Task prompt: Please retype every line of the records below, character for character, with no changes.

Records in a dataset:
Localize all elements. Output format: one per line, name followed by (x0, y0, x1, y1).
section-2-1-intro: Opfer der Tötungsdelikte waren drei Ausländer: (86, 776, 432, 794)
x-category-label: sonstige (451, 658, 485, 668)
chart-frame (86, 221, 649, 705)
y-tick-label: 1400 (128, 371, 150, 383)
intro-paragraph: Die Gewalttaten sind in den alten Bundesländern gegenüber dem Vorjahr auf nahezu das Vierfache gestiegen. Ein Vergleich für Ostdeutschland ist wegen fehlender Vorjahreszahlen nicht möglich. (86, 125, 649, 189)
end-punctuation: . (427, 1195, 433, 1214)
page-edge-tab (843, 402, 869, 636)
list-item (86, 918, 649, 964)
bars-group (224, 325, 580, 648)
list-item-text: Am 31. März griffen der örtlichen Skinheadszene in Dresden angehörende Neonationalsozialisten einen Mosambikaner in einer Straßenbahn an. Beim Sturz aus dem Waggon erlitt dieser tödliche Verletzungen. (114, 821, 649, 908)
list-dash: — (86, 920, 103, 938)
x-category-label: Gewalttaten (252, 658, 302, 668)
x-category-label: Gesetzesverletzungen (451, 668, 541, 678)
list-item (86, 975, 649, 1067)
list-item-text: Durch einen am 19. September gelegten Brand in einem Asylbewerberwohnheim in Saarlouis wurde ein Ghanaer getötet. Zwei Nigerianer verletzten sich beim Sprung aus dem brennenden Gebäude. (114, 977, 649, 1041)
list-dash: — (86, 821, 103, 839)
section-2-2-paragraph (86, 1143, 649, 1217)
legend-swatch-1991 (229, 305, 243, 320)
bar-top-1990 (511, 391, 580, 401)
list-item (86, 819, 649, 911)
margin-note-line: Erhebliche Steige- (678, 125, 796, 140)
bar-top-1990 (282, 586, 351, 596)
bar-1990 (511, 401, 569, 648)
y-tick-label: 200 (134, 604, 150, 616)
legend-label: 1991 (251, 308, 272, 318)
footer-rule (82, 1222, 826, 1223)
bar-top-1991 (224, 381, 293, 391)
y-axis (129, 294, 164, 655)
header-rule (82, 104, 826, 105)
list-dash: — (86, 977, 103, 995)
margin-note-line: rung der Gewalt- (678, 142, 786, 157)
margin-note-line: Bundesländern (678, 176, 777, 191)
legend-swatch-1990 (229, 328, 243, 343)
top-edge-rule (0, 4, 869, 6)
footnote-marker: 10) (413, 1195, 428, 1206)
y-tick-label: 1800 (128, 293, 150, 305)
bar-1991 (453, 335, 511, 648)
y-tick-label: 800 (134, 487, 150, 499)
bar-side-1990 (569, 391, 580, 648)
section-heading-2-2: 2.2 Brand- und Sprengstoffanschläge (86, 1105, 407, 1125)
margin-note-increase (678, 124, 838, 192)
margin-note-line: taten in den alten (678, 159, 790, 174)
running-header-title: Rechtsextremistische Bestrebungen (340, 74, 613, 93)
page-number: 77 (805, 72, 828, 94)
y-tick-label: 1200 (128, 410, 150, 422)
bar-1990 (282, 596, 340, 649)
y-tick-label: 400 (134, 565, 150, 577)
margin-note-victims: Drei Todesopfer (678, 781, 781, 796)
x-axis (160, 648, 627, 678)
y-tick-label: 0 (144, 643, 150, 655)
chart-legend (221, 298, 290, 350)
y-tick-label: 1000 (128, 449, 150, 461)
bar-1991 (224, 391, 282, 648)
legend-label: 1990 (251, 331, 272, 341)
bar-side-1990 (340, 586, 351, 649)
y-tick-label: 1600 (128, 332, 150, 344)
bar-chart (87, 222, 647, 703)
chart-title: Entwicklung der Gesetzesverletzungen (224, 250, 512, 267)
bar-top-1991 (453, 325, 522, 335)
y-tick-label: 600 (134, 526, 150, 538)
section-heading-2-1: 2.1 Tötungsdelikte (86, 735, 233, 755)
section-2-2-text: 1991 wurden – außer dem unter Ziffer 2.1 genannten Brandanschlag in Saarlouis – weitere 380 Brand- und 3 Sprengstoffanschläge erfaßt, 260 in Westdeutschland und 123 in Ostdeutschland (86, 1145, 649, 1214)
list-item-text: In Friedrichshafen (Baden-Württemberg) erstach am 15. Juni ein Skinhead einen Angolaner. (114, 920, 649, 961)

Solution to this exercise:
Localize all elements. Output format: one per line, name followed by (x0, y0, x1, y1).
section-2-1-intro: Opfer der Tötungsdelikte waren drei Ausländer: (86, 776, 432, 794)
x-category-label: sonstige (451, 658, 485, 668)
chart-frame (86, 221, 649, 705)
y-tick-label: 1400 (128, 371, 150, 383)
intro-paragraph: Die Gewalttaten sind in den alten Bundesländern gegenüber dem Vorjahr auf nahezu das Vierfache gestiegen. Ein Vergleich für Ostdeutschland ist wegen fehlender Vorjahreszahlen nicht möglich. (86, 125, 649, 189)
end-punctuation: . (427, 1195, 433, 1214)
page-edge-tab (843, 402, 869, 636)
list-item (86, 918, 649, 964)
bars-group (224, 325, 580, 648)
list-item-text: Am 31. März griffen der örtlichen Skinheadszene in Dresden angehörende Neonationalsozialisten einen Mosambikaner in einer Straßenbahn an. Beim Sturz aus dem Waggon erlitt dieser tödliche Verletzungen. (114, 821, 649, 908)
list-dash: — (86, 920, 103, 938)
x-category-label: Gewalttaten (252, 658, 302, 668)
x-category-label: Gesetzesverletzungen (451, 668, 541, 678)
list-item (86, 975, 649, 1067)
list-item-text: Durch einen am 19. September gelegten Brand in einem Asylbewerberwohnheim in Saarlouis wurde ein Ghanaer getötet. Zwei Nigerianer verletzten sich beim Sprung aus dem brennenden Gebäude. (114, 977, 649, 1041)
list-dash: — (86, 821, 103, 839)
section-2-2-paragraph (86, 1143, 649, 1217)
legend-swatch-1991 (229, 305, 243, 320)
bar-top-1990 (511, 391, 580, 401)
list-item (86, 819, 649, 911)
margin-note-line: Erhebliche Steige- (678, 125, 796, 140)
bar-top-1990 (282, 586, 351, 596)
bar-1990 (511, 401, 569, 648)
y-tick-label: 200 (134, 604, 150, 616)
legend-label: 1991 (251, 308, 272, 318)
footer-rule (82, 1222, 826, 1223)
bar-top-1991 (224, 381, 293, 391)
y-axis (129, 294, 164, 655)
header-rule (82, 104, 826, 105)
list-dash: — (86, 977, 103, 995)
margin-note-line: rung der Gewalt- (678, 142, 786, 157)
margin-note-line: Bundesländern (678, 176, 777, 191)
legend-swatch-1990 (229, 328, 243, 343)
top-edge-rule (0, 4, 869, 6)
footnote-marker: 10) (413, 1195, 428, 1206)
y-tick-label: 1800 (128, 293, 150, 305)
bar-1991 (453, 335, 511, 648)
y-tick-label: 800 (134, 487, 150, 499)
bar-side-1990 (569, 391, 580, 648)
section-heading-2-2: 2.2 Brand- und Sprengstoffanschläge (86, 1105, 407, 1125)
margin-note-increase (678, 124, 838, 192)
margin-note-line: taten in den alten (678, 159, 790, 174)
running-header-title: Rechtsextremistische Bestrebungen (340, 74, 613, 93)
page-number: 77 (805, 72, 828, 94)
y-tick-label: 1200 (128, 410, 150, 422)
bar-1990 (282, 596, 340, 649)
y-tick-label: 400 (134, 565, 150, 577)
margin-note-victims: Drei Todesopfer (678, 781, 781, 796)
x-axis (160, 648, 627, 678)
y-tick-label: 0 (144, 643, 150, 655)
chart-legend (221, 298, 290, 350)
y-tick-label: 1000 (128, 449, 150, 461)
bar-1991 (224, 391, 282, 648)
legend-label: 1990 (251, 331, 272, 341)
bar-side-1990 (340, 586, 351, 649)
y-tick-label: 1600 (128, 332, 150, 344)
bar-chart (87, 222, 647, 703)
chart-title: Entwicklung der Gesetzesverletzungen (224, 250, 512, 267)
bar-top-1991 (453, 325, 522, 335)
y-tick-label: 600 (134, 526, 150, 538)
section-heading-2-1: 2.1 Tötungsdelikte (86, 735, 233, 755)
section-2-2-text: 1991 wurden – außer dem unter Ziffer 2.1 genannten Brandanschlag in Saarlouis – weitere 380 Brand- und 3 Sprengstoffanschläge erfaßt, 260 in Westdeutschland und 123 in Ostdeutschland (86, 1145, 649, 1214)
list-item-text: In Friedrichshafen (Baden-Württemberg) erstach am 15. Juni ein Skinhead einen Angolaner. (114, 920, 649, 961)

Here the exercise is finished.